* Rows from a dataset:
───
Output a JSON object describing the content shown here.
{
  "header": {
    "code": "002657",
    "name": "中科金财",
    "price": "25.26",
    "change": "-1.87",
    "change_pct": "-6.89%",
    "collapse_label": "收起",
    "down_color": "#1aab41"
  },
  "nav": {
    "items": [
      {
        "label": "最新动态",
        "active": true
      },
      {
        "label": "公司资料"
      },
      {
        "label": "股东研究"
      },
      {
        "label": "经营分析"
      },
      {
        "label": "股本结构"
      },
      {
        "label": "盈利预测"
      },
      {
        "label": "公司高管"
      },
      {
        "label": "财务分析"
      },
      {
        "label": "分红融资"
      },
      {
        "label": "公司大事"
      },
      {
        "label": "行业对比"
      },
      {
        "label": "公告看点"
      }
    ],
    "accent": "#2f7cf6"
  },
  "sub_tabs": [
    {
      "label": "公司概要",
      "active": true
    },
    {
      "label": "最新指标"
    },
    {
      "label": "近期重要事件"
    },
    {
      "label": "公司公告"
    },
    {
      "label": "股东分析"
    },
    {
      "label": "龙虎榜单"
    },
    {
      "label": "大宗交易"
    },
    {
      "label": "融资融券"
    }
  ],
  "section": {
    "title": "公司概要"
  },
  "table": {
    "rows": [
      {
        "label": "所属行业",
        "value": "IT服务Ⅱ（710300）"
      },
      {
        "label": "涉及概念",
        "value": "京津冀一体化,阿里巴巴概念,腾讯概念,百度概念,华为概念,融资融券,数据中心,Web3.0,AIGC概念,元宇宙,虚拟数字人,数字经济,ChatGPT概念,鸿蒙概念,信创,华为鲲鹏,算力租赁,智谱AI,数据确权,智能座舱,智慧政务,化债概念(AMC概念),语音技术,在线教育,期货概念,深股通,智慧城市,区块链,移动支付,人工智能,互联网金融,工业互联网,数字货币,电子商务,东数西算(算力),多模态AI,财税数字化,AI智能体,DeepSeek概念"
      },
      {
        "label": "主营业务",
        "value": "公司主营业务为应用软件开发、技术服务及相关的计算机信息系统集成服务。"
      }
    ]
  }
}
───
* WHAT IS REQUIRED: Transcribe every record above exactly as it appears.

* RESULT:
Output a JSON object describing the content shown here.
{
  "header": {
    "code": "002657",
    "name": "中科金财",
    "price": "25.26",
    "change": "-1.87",
    "change_pct": "-6.89%",
    "collapse_label": "收起",
    "down_color": "#1aab41"
  },
  "nav": {
    "items": [
      {
        "label": "最新动态",
        "active": true
      },
      {
        "label": "公司资料"
      },
      {
        "label": "股东研究"
      },
      {
        "label": "经营分析"
      },
      {
        "label": "股本结构"
      },
      {
        "label": "盈利预测"
      },
      {
        "label": "公司高管"
      },
      {
        "label": "财务分析"
      },
      {
        "label": "分红融资"
      },
      {
        "label": "公司大事"
      },
      {
        "label": "行业对比"
      },
      {
        "label": "公告看点"
      }
    ],
    "accent": "#2f7cf6"
  },
  "sub_tabs": [
    {
      "label": "公司概要",
      "active": true
    },
    {
      "label": "最新指标"
    },
    {
      "label": "近期重要事件"
    },
    {
      "label": "公司公告"
    },
    {
      "label": "股东分析"
    },
    {
      "label": "龙虎榜单"
    },
    {
      "label": "大宗交易"
    },
    {
      "label": "融资融券"
    }
  ],
  "section": {
    "title": "公司概要"
  },
  "table": {
    "rows": [
      {
        "label": "所属行业",
        "value": "IT服务Ⅱ（710300）"
      },
      {
        "label": "涉及概念",
        "value": "京津冀一体化,阿里巴巴概念,腾讯概念,百度概念,华为概念,融资融券,数据中心,Web3.0,AIGC概念,元宇宙,虚拟数字人,数字经济,ChatGPT概念,鸿蒙概念,信创,华为鲲鹏,算力租赁,智谱AI,数据确权,智能座舱,智慧政务,化债概念(AMC概念),语音技术,在线教育,期货概念,深股通,智慧城市,区块链,移动支付,人工智能,互联网金融,工业互联网,数字货币,电子商务,东数西算(算力),多模态AI,财税数字化,AI智能体,DeepSeek概念"
      },
      {
        "label": "主营业务",
        "value": "公司主营业务为应用软件开发、技术服务及相关的计算机信息系统集成服务。"
      }
    ]
  }
}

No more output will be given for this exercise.